Data extracted from a collection
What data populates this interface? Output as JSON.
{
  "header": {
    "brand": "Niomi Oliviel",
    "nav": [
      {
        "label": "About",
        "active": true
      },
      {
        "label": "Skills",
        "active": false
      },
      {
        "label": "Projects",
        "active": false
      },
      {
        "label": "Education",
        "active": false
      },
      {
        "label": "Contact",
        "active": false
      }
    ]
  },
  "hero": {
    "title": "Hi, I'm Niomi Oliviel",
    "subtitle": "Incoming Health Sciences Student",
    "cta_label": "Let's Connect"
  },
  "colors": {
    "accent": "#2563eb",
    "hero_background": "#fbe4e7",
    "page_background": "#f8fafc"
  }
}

**DESCRIPTION OF THE TASK**
Please reproduce all of the entries exactly as they stand.

**FULL RESPONSE**
What data populates this interface? Output as JSON.
{
  "header": {
    "brand": "Niomi Oliviel",
    "nav": [
      {
        "label": "About",
        "active": true
      },
      {
        "label": "Skills",
        "active": false
      },
      {
        "label": "Projects",
        "active": false
      },
      {
        "label": "Education",
        "active": false
      },
      {
        "label": "Contact",
        "active": false
      }
    ]
  },
  "hero": {
    "title": "Hi, I'm Niomi Oliviel",
    "subtitle": "Incoming Health Sciences Student",
    "cta_label": "Let's Connect"
  },
  "colors": {
    "accent": "#2563eb",
    "hero_background": "#fbe4e7",
    "page_background": "#f8fafc"
  }
}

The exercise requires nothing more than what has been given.